** begin SOURCE DATA **
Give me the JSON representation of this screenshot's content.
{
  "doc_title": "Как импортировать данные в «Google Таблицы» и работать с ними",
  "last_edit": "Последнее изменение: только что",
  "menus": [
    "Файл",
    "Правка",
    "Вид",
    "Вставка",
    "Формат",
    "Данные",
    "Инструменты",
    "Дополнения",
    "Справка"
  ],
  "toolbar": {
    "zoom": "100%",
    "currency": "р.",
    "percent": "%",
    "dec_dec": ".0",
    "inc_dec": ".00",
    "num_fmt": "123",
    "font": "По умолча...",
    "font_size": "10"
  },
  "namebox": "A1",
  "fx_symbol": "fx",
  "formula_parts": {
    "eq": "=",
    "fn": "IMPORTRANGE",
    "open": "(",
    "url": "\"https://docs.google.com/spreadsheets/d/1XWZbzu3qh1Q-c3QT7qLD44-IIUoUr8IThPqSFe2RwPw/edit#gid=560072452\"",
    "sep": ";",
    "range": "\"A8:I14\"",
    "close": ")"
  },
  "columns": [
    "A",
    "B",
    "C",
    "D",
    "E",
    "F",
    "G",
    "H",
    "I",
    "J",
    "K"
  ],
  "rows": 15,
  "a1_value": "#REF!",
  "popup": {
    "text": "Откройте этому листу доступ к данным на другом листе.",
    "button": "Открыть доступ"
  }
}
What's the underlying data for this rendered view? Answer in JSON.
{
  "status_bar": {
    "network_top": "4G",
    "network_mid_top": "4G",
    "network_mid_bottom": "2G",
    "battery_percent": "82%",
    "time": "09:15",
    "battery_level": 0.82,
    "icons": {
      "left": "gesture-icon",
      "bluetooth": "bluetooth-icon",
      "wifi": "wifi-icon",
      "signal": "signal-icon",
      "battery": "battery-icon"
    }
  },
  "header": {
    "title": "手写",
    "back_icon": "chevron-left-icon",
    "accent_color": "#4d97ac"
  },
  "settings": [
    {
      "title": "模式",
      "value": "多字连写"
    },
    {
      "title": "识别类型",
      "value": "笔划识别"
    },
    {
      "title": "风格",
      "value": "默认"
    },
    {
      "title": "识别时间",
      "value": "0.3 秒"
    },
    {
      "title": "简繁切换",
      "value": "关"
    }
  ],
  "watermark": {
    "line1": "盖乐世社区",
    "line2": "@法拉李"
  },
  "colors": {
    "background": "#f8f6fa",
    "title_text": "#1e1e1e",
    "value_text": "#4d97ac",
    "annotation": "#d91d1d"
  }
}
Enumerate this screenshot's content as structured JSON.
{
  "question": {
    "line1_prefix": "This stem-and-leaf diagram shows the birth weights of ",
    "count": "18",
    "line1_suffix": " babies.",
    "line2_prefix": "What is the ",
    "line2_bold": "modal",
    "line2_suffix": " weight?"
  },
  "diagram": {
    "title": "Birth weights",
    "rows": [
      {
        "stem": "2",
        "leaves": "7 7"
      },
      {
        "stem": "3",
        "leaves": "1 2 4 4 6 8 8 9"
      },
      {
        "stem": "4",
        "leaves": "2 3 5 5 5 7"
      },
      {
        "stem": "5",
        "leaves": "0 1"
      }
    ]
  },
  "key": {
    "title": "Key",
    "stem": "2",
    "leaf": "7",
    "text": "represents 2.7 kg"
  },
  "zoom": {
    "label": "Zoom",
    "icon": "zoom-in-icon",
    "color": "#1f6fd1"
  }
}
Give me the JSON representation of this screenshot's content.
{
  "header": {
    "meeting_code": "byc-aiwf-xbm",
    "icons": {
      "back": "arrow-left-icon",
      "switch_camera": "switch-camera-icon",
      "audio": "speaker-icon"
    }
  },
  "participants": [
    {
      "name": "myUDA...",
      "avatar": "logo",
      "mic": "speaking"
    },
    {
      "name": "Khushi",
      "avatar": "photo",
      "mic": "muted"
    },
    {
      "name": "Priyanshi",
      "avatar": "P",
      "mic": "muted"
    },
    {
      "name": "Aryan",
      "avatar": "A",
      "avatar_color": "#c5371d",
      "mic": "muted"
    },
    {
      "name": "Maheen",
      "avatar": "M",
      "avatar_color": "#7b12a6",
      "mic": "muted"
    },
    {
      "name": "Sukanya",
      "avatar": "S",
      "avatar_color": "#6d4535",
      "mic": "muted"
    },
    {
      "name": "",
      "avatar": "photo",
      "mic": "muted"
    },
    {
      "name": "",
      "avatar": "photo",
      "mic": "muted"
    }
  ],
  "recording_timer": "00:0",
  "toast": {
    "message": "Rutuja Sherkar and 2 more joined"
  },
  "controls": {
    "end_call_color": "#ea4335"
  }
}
** end SOURCE DATA **
YOUR INSTRUCTIONS
Give the count of lines in the records that contain "diagram", and no other text.

ANSWER TO THIS PROBLEM
2